[Chart and figure data]
[Begin]

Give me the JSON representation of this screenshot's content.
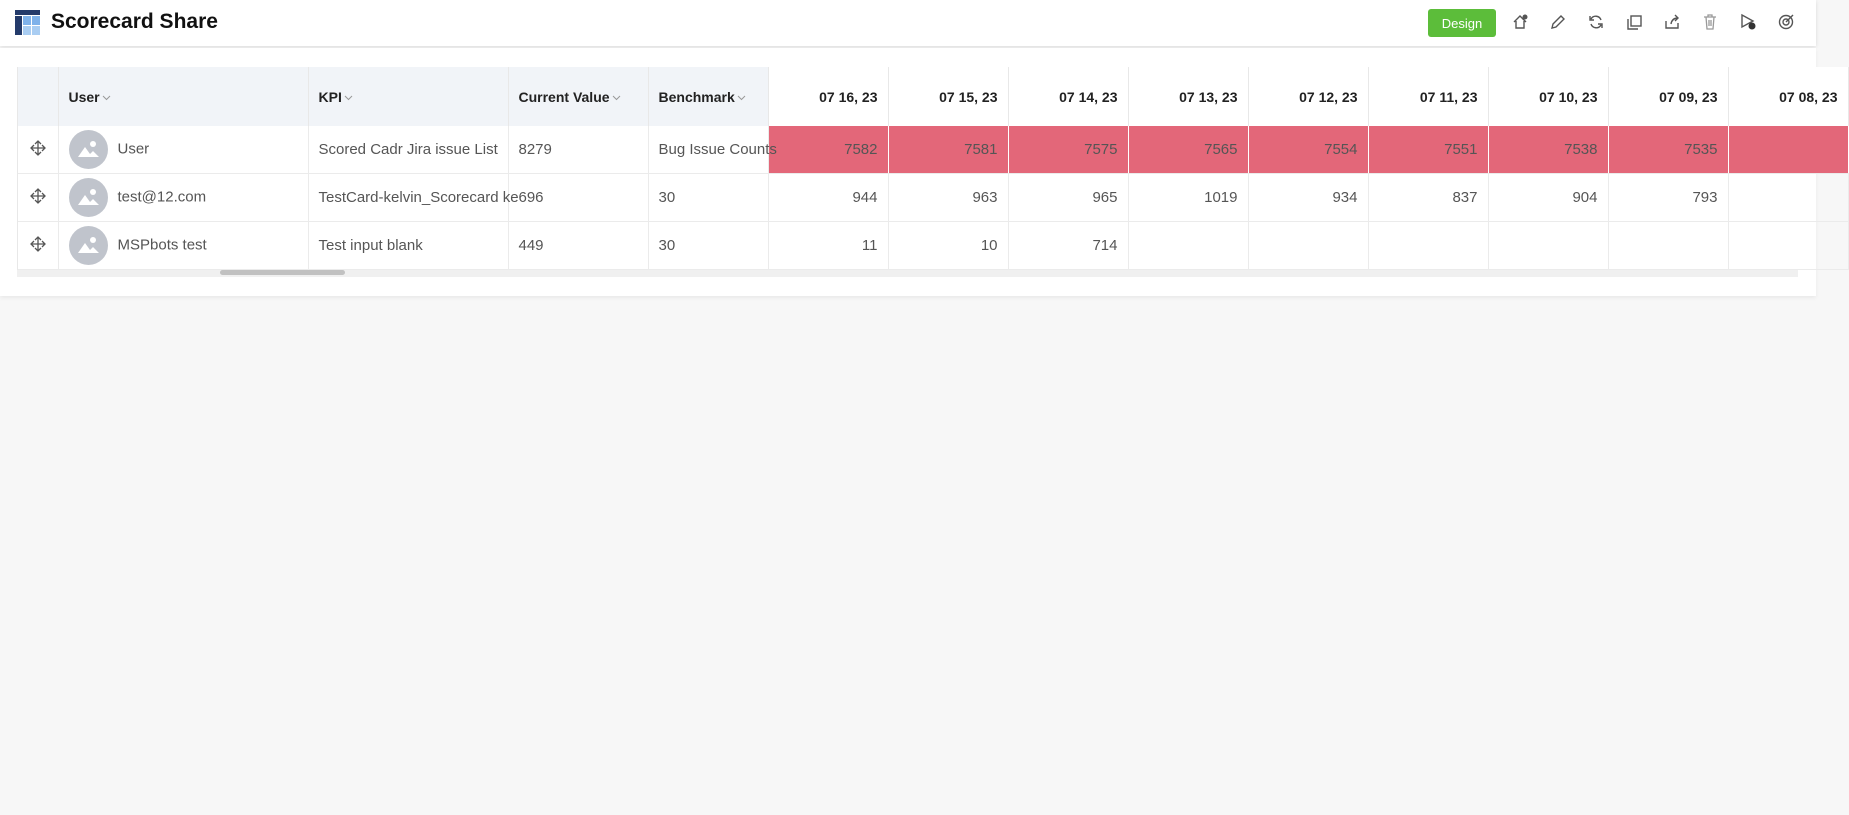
{
  "header": {
    "title": "Scorecard Share",
    "design_button": "Design"
  },
  "table": {
    "columns": [
      "User",
      "KPI",
      "Current Value",
      "Benchmark",
      "07 16, 23",
      "07 15, 23",
      "07 14, 23",
      "07 13, 23",
      "07 12, 23",
      "07 11, 23",
      "07 10, 23",
      "07 09, 23",
      "07 08, 23"
    ],
    "sortable_columns": [
      0,
      1,
      2,
      3
    ],
    "rows": [
      [
        "User",
        "Scored Cadr Jira issue List",
        8279,
        "Bug Issue Counts",
        7582,
        7581,
        7575,
        7565,
        7554,
        7551,
        7538,
        7535,
        null
      ],
      [
        "test@12.com",
        "TestCard-kelvin_Scorecard ke",
        696,
        30,
        944,
        963,
        965,
        1019,
        934,
        837,
        904,
        793,
        null
      ],
      [
        "MSPbots test",
        "Test input blank",
        449,
        30,
        11,
        10,
        714,
        null,
        null,
        null,
        null,
        null,
        null
      ]
    ],
    "highlight_rows": [
      0
    ],
    "highlight_color": "#e36779"
  }
}
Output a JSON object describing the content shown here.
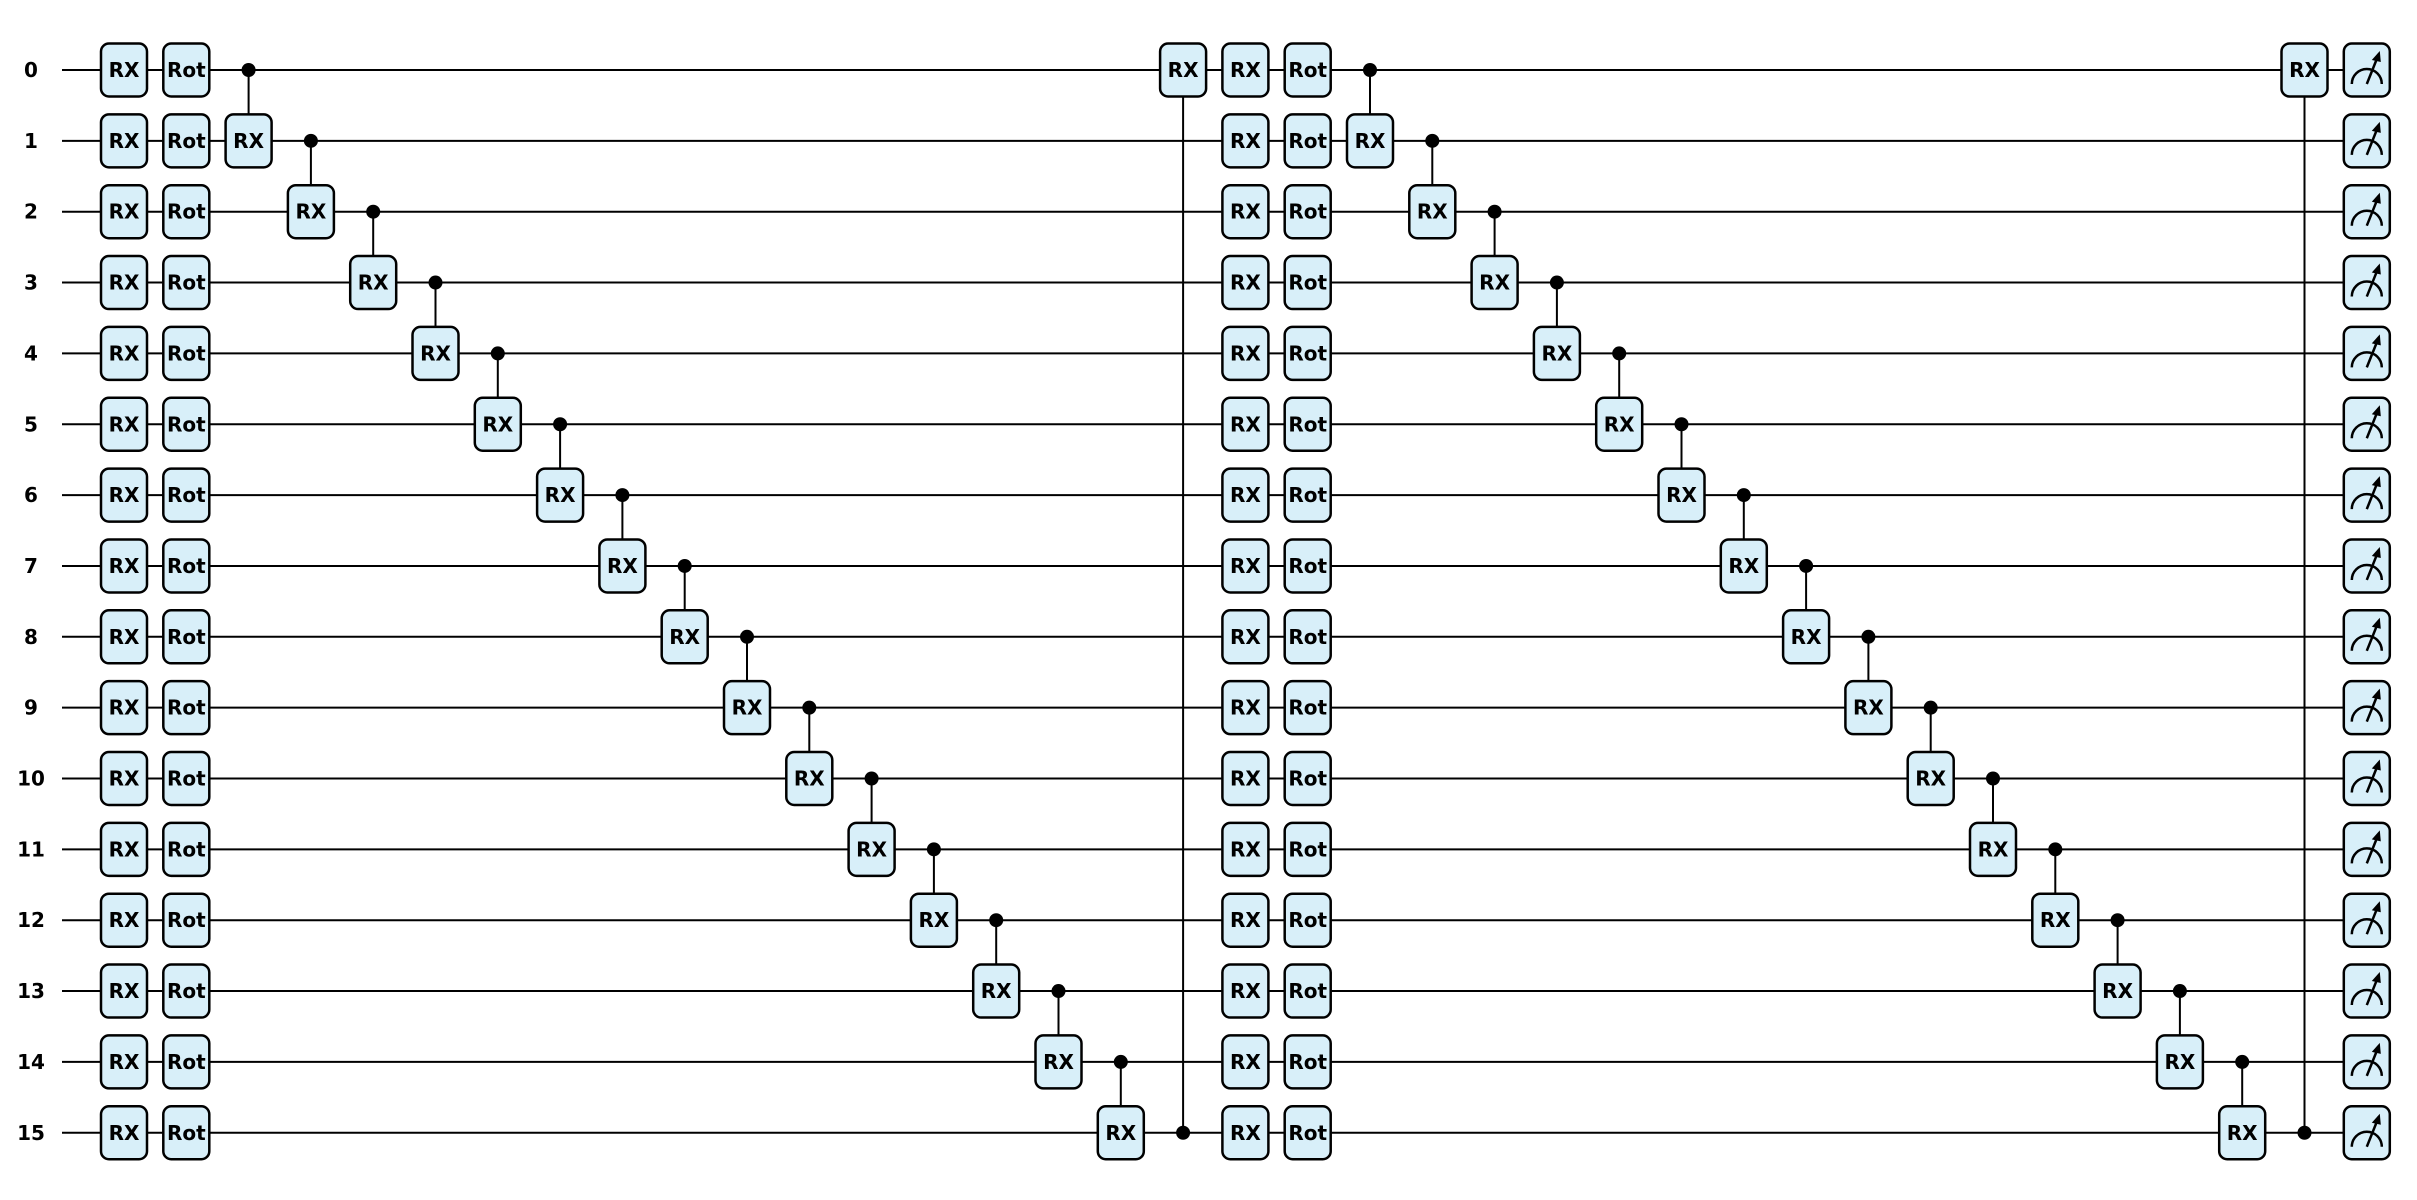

[End]

TASK TO COMPLETE ->
Reproduce every line of the material precisely, omitting its pictures.

EXPECTED OUTPUT ->
Give me the JSON representation of this screenshot's content.
{
  "header": {
    "title": "Scorecard Share",
    "design_button": "Design"
  },
  "table": {
    "columns": [
      "User",
      "KPI",
      "Current Value",
      "Benchmark",
      "07 16, 23",
      "07 15, 23",
      "07 14, 23",
      "07 13, 23",
      "07 12, 23",
      "07 11, 23",
      "07 10, 23",
      "07 09, 23",
      "07 08, 23"
    ],
    "sortable_columns": [
      0,
      1,
      2,
      3
    ],
    "rows": [
      [
        "User",
        "Scored Cadr Jira issue List",
        8279,
        "Bug Issue Counts",
        7582,
        7581,
        7575,
        7565,
        7554,
        7551,
        7538,
        7535,
        null
      ],
      [
        "test@12.com",
        "TestCard-kelvin_Scorecard ke",
        696,
        30,
        944,
        963,
        965,
        1019,
        934,
        837,
        904,
        793,
        null
      ],
      [
        "MSPbots test",
        "Test input blank",
        449,
        30,
        11,
        10,
        714,
        null,
        null,
        null,
        null,
        null,
        null
      ]
    ],
    "highlight_rows": [
      0
    ],
    "highlight_color": "#e36779"
  }
}
Output a JSON object describing the content shown here.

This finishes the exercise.